Verilen Metin:
┌──

Dünya ekonomisini sarsmaya devam eden mali krize en son baktığımızda oldukça kötümser sayılabilecek üç saptama yapmıştık. (1) “En kötüsü geride kaldı” diyenlere inanmayınız. (2) Mali piyasalarda, Fed’in Bear Sterns’i, Fed’in banka dışı mali aktörleri kurtarmaya başlamasıyla oluşan toparlanma son eriyor. (3) Dünya ekonomisinde stagflasyon (durgunlukta enflasyon) olasılığı artıyor (19/05/08). Geçen perşembe günü dünya piyasalarında yaşanan sarsıntıdan sonra zorunlu olarak bu konuya dönünce, ne yazık ki o günden bugüne, gelişmelerin saptamalarımıza uygun bir yol izlemiş olduğunu gördük.
Büyük depresyondan bu yana…
Geçen perşembe, CBS Market Watch sitesi, duruma ilişkin yorumuna “Sokakta kan var” başlığını koymuştu. Gerçekten de, son baktığımızda, 19 Mayıs günü, 12.984 düzeyinde kapanan Dow Jones Sanayi İndeksi geçen perşembe bir günde 358.4 puan (yüzde 3.03) kaybederek 11.453’e inmişti. Bloomberg’den Michael Patterson’a göre, bu bir aylık yüzde 9.4 gerileme, DJIA’nın Büyük Depresyon’dan (1930’lar) bu yana en kötü haziran performansıydı.

└──

Yapılacak İşlemler:
1) Mali kriz metnine göre geçen perşembe "Sokakta kan var" başlıklı yorumu hangi site yayımlamıştı?
2) Mali kriz metninde adı geçen kurum ve kuruluşların tamamını sıralayın.
3) Mali kriz metnini bittiği yerden sürdürün.

Veri Kesiti:
┌──

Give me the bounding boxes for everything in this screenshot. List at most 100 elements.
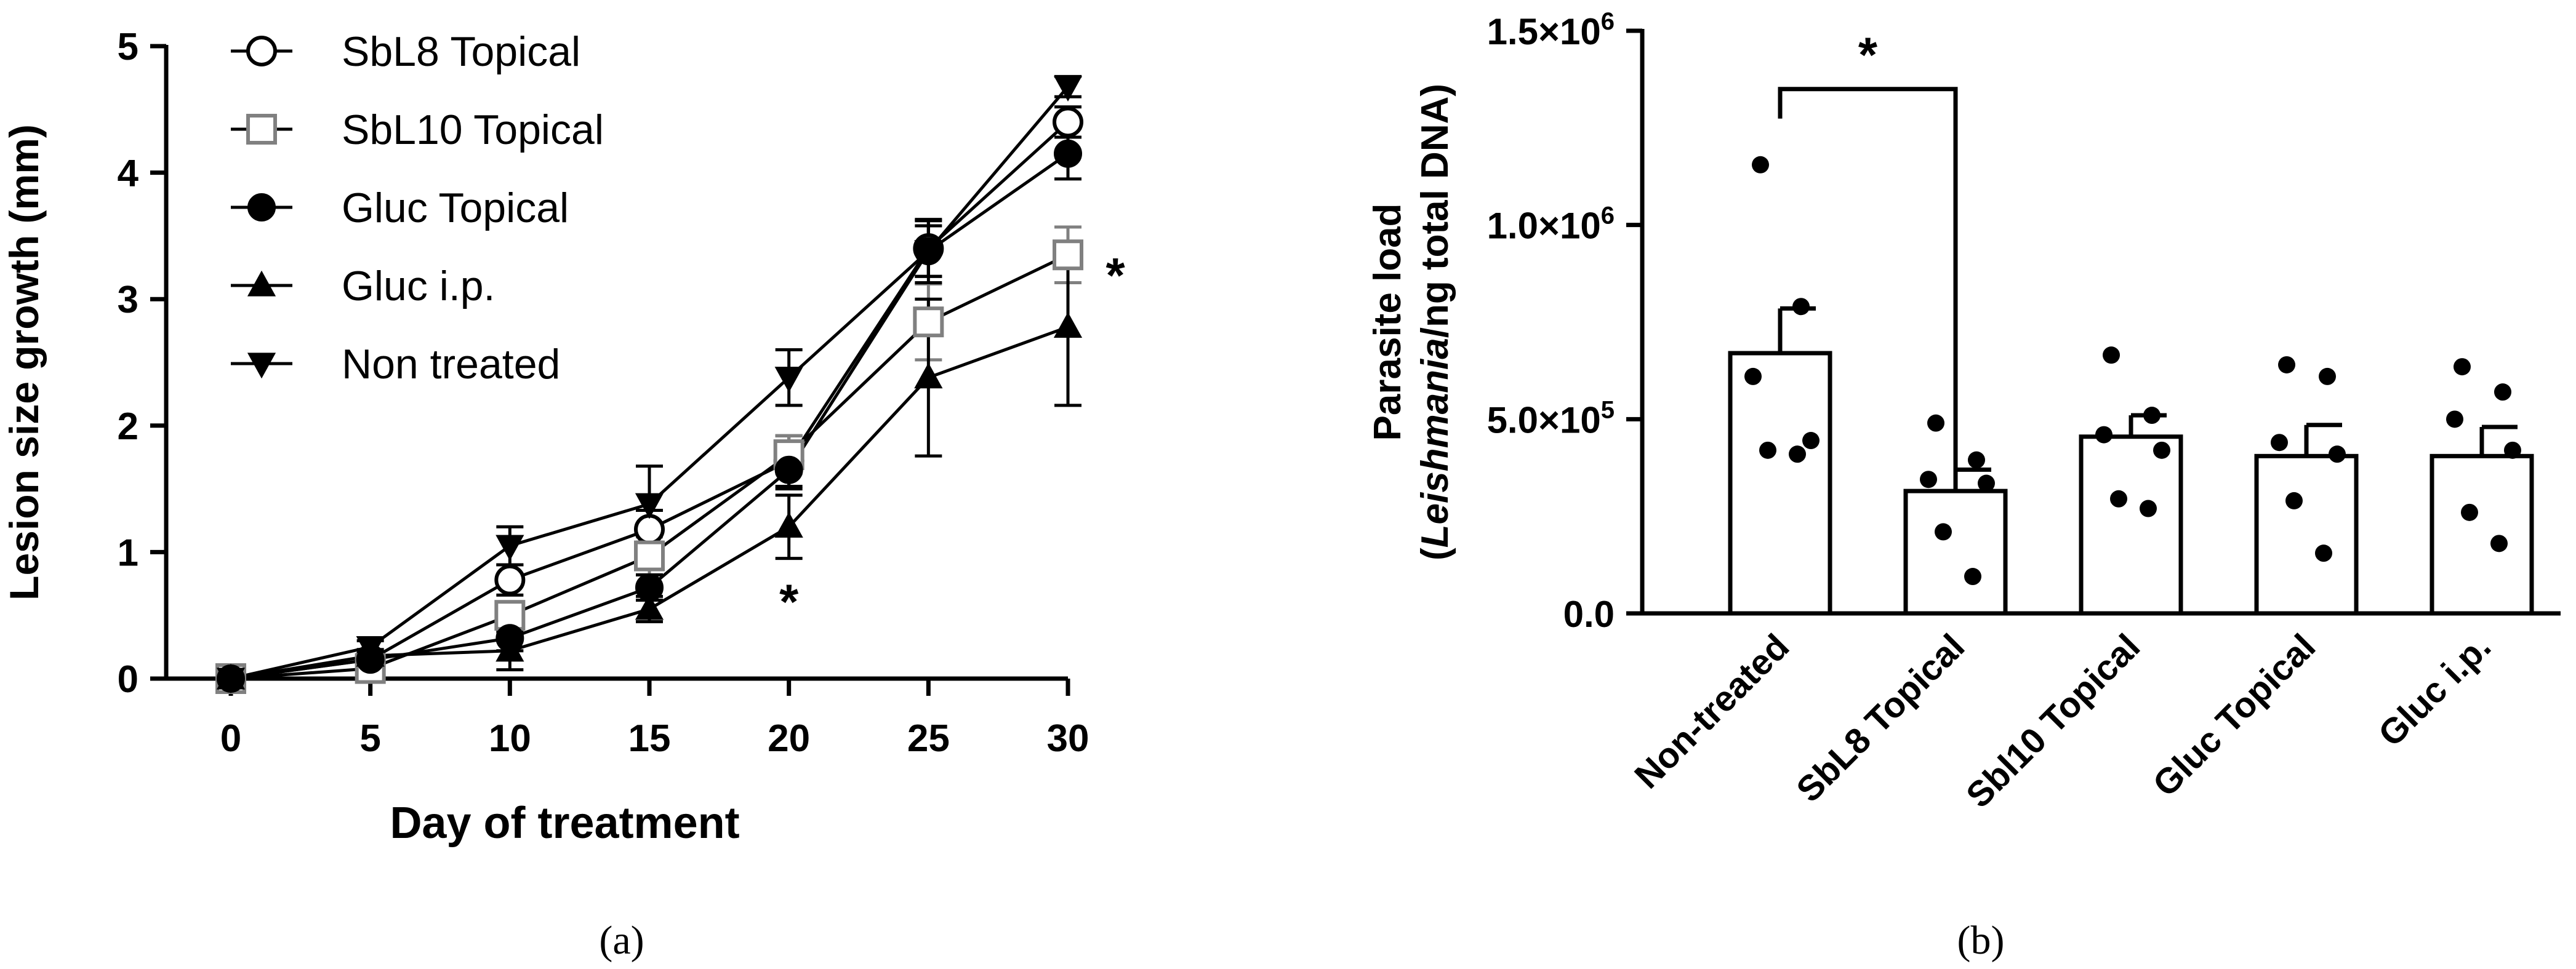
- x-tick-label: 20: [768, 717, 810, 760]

└──

Görev Yanıtları:
1) CBS Market Watch

2) Fed, Bear Sterns, CBS Market Watch, Bloomberg

3)
Atlantik’in bu yakasındakilerin durumuda parlak değildi. 19 Mayıs günü 6376 puanla kapanan Londra, FTSE 100, perşembe günü yüzde 2.6 gerileyerek 5518’den kapanıyordu. Aynı gün Alman Dax ve Fransız CAC 40 da yüzde 2.4 geriledi. Cuma günü, Asya indeksleri, Amerika, Avrupa borsaları gerilerken Asya kendi yolunda gidecek tezini yalanladılar: Çin’de Şanghay yüzde 5.3, Hindistan’da Bombay yüzde 4.1, Tokyo yüzde 2, Hong-Kong yüzde 1.8 geriledi.
Gerilemenin, ev piyasalarında süren kıyımı bir kenara bırakırsak, daha çok perakende satış yapan büyük mağazaların, bankacılık, otomotiv, havacılık, elektrikli eşyalar, ulaşım sektörlerindeki şirketlerin hisselerini etkilediği görülüyordu. En çok umut bağlanan teknoloji sektörü de olumsuz etkilenenler arasındaydı.
Geçen haftaki sarsıntının arkasında, öncelikle petrolün varil fiyatının 140 doları geçmesi, enflasyon beklentisinin güçlenmesi (Global Economic Forum 26/06/08), özellikle bankacılık ve otomotiv sektöründe şirket bilançolarına ilişkin kötü beklentiler vardı. OPEC Başkanı’nın perşembe günü petrolün varil fiyatının 170 dolara çıkabileceğine ilişkin yorumu, piyasaları iyice tedirgin etmişti. Çünkü ABD ekonomisinin 2008’de ortalama yüzde 1 büyüyeceğine ilişkin iyimser varsayım, petrolün 130 doların altında kalacağını varsayıyordu.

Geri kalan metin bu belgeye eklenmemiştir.